┌──

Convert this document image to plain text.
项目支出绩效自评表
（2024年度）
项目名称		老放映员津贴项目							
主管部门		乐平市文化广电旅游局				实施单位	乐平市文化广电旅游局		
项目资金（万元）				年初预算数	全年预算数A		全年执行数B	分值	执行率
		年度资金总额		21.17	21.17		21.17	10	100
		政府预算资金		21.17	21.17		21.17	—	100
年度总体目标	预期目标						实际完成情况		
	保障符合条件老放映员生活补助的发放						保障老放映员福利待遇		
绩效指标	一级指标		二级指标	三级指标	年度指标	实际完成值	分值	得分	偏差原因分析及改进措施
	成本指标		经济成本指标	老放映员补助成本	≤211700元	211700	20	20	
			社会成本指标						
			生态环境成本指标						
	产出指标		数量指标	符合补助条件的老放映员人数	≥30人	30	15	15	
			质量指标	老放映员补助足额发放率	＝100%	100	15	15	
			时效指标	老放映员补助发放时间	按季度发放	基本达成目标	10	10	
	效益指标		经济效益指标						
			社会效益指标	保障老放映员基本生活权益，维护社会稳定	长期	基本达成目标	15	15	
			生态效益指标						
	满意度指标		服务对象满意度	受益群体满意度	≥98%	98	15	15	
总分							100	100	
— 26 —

└──
┌──

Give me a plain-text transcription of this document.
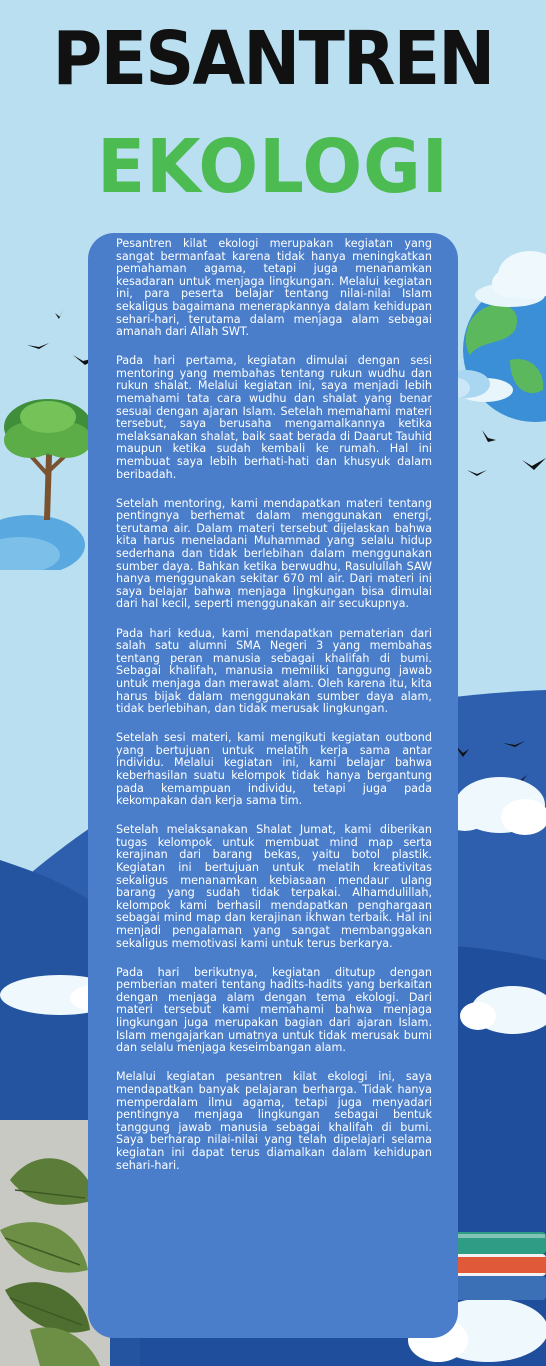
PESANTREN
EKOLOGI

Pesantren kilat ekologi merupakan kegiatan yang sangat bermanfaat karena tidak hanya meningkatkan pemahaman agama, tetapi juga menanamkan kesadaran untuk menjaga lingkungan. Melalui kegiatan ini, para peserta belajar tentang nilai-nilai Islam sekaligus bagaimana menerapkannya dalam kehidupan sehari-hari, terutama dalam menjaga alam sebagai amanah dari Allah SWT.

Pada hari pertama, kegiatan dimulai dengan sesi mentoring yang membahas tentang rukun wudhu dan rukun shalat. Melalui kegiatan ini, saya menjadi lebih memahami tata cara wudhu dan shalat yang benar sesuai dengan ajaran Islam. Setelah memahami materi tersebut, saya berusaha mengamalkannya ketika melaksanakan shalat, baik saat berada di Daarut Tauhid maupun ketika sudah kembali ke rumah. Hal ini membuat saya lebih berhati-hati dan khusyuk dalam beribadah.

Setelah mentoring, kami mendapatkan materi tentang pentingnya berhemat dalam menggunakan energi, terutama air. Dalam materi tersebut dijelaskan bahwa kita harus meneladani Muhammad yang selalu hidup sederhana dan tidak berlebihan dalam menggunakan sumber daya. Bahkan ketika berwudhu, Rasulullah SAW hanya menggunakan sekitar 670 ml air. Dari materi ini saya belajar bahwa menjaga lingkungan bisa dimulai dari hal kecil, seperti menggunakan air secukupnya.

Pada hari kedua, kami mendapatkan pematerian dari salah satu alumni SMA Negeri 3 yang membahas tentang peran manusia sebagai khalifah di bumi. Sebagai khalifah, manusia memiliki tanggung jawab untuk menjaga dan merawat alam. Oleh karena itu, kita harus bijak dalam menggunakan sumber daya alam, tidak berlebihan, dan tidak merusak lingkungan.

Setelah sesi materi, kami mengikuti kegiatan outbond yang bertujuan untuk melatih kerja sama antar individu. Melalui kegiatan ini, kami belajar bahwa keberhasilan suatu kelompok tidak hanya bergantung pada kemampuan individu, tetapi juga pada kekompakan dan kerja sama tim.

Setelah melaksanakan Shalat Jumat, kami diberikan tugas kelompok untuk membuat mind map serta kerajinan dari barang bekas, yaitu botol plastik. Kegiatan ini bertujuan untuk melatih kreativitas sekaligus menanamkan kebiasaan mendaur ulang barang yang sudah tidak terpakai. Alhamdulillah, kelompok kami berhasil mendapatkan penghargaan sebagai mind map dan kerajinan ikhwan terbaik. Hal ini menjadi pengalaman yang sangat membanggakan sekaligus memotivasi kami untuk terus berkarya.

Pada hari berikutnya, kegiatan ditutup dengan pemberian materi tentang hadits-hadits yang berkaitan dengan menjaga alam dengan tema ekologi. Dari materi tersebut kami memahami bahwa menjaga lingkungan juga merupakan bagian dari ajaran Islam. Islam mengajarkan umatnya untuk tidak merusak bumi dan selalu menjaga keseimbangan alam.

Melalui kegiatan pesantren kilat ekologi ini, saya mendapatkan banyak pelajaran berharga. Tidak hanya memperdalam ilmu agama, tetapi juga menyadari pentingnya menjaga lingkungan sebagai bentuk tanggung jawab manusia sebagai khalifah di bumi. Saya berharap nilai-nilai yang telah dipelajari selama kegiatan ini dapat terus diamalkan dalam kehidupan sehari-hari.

└──
┌──

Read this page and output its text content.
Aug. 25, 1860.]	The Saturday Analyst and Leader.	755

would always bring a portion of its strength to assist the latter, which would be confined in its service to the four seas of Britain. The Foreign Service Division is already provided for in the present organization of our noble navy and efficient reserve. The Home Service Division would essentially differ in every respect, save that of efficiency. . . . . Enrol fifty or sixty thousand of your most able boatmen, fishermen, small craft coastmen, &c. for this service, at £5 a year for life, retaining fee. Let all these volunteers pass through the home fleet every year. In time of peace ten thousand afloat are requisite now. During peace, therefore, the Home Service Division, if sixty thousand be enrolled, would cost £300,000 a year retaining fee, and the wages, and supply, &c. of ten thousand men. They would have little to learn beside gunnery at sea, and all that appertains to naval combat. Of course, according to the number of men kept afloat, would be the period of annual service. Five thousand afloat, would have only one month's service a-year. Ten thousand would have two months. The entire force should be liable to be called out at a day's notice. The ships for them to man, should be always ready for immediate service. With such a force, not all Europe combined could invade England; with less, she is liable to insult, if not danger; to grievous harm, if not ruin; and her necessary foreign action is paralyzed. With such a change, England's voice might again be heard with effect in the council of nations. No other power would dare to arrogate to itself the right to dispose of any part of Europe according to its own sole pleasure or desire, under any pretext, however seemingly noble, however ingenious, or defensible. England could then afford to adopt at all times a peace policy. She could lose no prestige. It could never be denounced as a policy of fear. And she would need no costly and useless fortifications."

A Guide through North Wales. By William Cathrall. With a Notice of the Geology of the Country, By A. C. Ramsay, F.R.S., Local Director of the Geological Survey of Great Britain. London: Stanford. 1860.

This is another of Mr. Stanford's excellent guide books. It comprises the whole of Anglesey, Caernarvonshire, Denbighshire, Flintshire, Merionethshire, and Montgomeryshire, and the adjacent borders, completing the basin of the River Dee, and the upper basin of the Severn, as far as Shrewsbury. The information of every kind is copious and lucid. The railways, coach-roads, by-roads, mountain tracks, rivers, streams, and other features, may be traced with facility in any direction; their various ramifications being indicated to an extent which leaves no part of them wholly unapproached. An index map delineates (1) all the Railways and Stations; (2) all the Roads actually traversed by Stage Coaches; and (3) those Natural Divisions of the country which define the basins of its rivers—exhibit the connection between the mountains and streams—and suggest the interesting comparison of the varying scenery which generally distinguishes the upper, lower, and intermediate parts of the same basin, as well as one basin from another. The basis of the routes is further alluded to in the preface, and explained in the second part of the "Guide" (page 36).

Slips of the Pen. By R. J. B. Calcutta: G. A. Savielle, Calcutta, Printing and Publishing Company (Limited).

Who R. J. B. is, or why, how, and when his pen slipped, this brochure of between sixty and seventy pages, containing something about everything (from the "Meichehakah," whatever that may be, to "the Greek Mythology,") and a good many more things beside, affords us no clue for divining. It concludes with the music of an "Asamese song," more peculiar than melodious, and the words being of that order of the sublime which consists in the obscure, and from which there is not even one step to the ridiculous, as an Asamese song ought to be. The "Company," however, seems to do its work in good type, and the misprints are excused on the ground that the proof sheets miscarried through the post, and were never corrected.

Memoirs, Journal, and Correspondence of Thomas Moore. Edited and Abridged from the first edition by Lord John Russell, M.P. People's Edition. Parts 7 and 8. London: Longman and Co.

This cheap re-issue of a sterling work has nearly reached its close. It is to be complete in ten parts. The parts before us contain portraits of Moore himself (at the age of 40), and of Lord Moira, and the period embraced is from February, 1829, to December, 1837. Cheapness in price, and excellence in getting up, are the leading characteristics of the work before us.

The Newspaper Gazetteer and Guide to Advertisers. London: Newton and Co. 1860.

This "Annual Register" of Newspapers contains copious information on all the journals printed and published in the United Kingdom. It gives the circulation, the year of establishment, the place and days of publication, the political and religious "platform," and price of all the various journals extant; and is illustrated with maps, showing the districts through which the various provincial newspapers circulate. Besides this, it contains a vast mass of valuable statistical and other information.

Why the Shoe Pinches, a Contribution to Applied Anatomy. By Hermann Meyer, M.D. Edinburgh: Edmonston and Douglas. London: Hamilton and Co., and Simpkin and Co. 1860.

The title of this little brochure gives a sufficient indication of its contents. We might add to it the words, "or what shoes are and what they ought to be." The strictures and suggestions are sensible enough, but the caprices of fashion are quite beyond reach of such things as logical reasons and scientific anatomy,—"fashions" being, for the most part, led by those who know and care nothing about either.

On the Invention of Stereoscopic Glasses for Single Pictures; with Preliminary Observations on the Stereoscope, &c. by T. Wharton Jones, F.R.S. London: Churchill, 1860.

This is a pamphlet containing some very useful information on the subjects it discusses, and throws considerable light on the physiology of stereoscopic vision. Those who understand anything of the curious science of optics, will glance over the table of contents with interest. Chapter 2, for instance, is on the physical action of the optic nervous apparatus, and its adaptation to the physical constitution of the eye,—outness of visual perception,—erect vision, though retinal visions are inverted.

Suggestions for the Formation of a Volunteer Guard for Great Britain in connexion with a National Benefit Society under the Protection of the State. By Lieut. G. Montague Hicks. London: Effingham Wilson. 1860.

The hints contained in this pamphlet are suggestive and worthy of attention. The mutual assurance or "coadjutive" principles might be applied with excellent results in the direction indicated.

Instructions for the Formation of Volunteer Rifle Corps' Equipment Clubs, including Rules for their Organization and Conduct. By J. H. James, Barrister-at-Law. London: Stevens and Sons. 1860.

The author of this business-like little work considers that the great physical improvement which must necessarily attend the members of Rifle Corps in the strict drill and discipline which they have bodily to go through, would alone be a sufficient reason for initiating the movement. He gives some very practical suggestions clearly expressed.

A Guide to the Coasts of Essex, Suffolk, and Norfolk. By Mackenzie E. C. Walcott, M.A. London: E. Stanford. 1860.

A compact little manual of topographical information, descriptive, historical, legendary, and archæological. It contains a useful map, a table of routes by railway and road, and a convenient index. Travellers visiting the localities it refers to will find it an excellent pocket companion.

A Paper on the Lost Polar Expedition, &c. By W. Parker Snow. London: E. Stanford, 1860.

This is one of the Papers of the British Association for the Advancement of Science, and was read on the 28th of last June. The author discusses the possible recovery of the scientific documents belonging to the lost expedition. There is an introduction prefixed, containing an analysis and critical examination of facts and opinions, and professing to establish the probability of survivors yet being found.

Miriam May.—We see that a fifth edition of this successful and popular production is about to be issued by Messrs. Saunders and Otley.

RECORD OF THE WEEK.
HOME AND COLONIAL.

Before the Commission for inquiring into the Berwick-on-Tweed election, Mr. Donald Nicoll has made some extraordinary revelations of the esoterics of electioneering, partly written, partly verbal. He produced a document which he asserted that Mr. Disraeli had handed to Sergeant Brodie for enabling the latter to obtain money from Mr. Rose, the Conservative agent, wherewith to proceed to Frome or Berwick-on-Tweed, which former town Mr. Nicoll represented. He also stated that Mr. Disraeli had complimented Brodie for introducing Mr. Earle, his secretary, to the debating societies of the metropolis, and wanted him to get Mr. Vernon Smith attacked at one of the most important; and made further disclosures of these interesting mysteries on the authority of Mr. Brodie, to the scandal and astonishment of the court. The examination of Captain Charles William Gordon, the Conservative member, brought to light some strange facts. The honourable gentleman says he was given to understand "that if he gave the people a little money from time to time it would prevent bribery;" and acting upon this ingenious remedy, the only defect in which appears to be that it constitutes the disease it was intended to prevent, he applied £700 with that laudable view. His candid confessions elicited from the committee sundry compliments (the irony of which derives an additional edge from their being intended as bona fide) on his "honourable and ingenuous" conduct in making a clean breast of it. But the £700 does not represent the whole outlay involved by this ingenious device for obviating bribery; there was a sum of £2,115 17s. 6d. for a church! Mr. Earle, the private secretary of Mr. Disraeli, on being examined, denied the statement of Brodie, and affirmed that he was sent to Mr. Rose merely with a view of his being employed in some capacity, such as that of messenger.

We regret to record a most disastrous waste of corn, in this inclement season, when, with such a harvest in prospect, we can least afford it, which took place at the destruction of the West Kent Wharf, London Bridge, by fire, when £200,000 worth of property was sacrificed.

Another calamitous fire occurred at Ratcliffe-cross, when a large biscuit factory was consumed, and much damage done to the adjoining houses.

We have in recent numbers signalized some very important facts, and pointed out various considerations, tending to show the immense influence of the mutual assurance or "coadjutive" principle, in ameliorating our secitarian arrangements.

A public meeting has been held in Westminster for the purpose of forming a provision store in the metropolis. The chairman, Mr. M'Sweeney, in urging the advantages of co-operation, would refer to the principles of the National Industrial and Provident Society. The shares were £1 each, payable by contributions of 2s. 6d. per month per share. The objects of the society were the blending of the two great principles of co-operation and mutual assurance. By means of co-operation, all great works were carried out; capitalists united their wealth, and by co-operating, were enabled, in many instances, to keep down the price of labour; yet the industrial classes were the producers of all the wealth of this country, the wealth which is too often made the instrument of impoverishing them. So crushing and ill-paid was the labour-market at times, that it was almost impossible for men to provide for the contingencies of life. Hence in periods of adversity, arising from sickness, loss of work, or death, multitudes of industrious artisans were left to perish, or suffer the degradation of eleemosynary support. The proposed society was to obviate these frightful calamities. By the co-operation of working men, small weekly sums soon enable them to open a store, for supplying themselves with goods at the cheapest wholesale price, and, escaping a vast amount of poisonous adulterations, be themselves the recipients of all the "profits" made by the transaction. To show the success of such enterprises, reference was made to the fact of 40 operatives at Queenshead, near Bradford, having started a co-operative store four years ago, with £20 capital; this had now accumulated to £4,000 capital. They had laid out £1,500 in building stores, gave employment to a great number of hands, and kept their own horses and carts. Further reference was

└──

* _WRITTEN TASK_: Which lines of the data include "基本达成目标"? Copy each of them.

* _EXPECTED OUTPUT_:
			时效指标	老放映员补助发放时间	按季度发放	基本达成目标	10	10	
			社会效益指标	保障老放映员基本生活权益，维护社会稳定	长期	基本达成目标	15	15	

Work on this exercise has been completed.